--- What to produce ---
Can you reproduce word for word the part of the prison news report that begins at "Kabila was arrested" and stops after "of the prison."?

--- Extract to read ---
Kabila was arrested in February 2013, two days before Reeva was killed, but is still awaiting trial and possible extradition for allegedly plotting to kill and overthrow his half brother, Democratic Republic of Congo President Joseph Kabila.
Kabila, who has previously complained of being physically assaulted by prison guards, is believed to have put a plug in a basin and left the tap running after arguing with wardens.
One source told City Press: "[The section] was so badly flooded that inmates were almost swimming, and this was seen as too dangerous for Oscar."
Pistorius has been moved to the B section of the prison.
Among his neighbours is Czech prisoner Radovan Krejcir, who is currently on trial for alleged kidnapping and torture. He reportedly celebrated his birthday two weeks ago and shared his birthday cake with other prisoners in the wing, including Pistorius.
According to the Daily Telegraph, Pistorius has also been using gym equipment belonging to Krejcir to keep fit.
The Czech prisoner has complained that an exercise bike and treadmill installed in a hallway near his cell was taken away without his knowledge and provided to Pistorius.

--- Supplied material ---
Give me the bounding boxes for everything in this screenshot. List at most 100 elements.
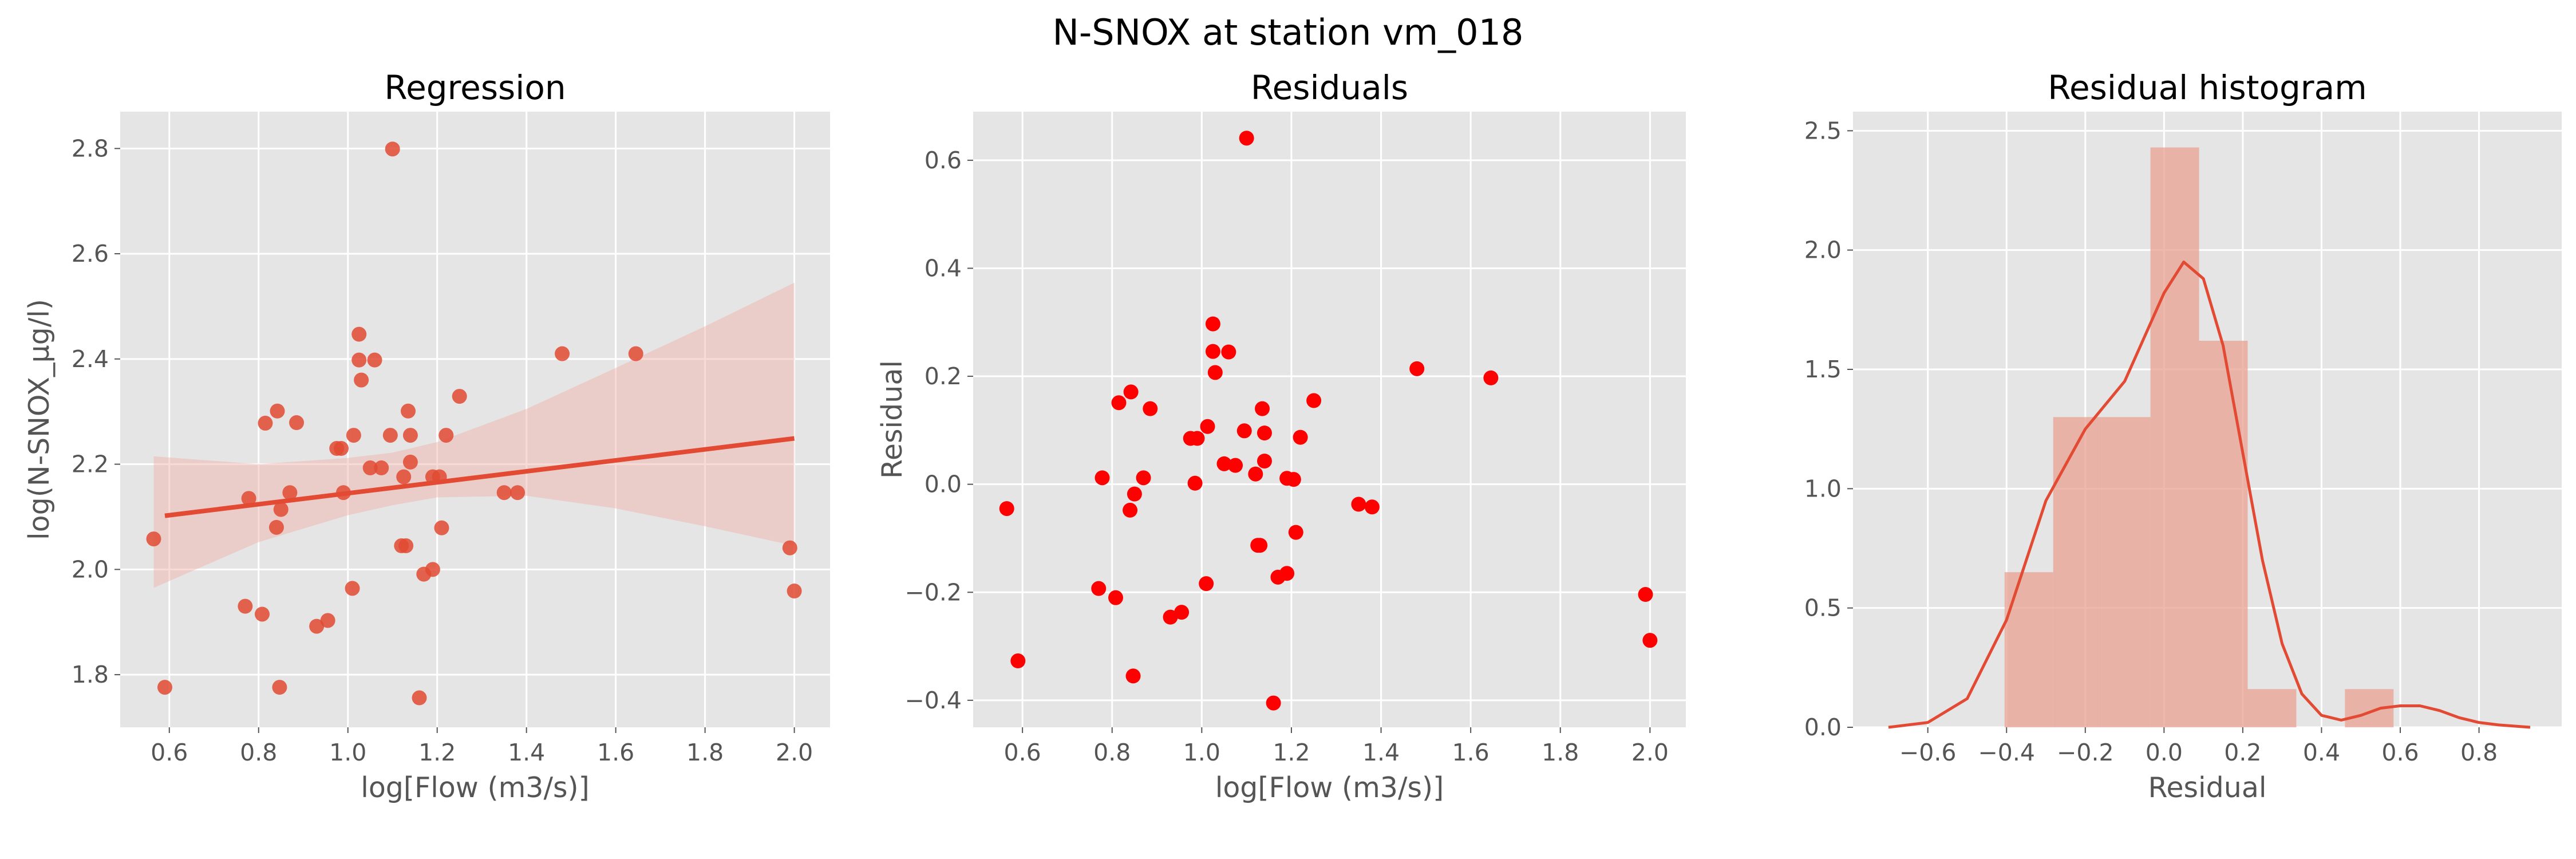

--- Problem solution ---
Kabila was arrested in February 2013, two days before Reeva was killed, but is still awaiting trial and possible extradition for allegedly plotting to kill and overthrow his half brother, Democratic Republic of Congo President Joseph Kabila.
Kabila, who has previously complained of being physically assaulted by prison guards, is believed to have put a plug in a basin and left the tap running after arguing with wardens.
One source told City Press: "[The section] was so badly flooded that inmates were almost swimming, and this was seen as too dangerous for Oscar."
Pistorius has been moved to the B section of the prison.